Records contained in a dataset

━━━━━━━━━━━━━━━━━━━━━━━━━━━━━━

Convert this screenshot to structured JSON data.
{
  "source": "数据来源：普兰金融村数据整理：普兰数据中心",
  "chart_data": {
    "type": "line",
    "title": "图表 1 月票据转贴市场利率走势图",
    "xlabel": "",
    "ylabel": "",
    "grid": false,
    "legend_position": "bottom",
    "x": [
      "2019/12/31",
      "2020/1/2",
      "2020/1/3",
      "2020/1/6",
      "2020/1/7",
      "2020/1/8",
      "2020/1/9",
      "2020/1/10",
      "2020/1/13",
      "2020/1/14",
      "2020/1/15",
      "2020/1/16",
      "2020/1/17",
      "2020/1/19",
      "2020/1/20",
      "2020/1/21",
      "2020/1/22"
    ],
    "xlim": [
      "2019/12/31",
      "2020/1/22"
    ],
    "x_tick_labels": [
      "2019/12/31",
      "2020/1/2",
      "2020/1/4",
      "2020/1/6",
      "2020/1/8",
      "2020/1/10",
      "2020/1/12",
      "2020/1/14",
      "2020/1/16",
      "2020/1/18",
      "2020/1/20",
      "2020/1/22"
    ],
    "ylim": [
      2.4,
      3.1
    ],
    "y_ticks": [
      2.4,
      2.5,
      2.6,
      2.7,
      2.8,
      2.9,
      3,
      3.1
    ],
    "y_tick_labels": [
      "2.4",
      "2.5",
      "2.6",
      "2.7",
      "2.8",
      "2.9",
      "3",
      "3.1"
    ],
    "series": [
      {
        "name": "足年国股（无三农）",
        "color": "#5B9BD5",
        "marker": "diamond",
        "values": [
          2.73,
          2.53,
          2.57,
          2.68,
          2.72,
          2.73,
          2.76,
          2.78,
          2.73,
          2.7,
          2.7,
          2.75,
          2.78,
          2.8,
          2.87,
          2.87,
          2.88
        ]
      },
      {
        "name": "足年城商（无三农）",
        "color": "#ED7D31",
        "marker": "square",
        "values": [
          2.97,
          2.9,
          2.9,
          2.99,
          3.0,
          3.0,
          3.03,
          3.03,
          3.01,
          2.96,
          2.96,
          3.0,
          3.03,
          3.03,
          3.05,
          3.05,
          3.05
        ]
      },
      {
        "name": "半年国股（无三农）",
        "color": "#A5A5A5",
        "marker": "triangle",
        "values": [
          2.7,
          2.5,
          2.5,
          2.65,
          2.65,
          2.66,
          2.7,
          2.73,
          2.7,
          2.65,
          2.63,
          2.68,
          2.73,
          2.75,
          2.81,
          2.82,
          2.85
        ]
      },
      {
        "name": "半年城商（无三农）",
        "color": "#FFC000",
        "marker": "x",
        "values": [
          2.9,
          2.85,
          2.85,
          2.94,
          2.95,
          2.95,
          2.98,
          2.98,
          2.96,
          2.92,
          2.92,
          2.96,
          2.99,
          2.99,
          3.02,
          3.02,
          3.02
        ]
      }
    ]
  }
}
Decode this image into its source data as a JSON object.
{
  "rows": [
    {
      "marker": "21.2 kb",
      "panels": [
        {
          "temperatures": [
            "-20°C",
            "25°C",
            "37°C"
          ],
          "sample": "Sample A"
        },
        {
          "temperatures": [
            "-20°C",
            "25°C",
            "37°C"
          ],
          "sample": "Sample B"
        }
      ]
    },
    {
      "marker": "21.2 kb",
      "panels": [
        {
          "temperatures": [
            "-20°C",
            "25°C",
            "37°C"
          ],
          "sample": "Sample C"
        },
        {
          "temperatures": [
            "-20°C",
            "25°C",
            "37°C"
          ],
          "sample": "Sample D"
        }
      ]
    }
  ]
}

━━━━━━━━━━━━━━━━━━━━━━━━━━━━━━

- **THE PROBLEM**
List each line in the listing that contains the string "source".

- **ANSWER TO THIS EXERCISE**
  "source": "数据来源：普兰金融村数据整理：普兰数据中心",
Decode this image into its source data as a JSON object.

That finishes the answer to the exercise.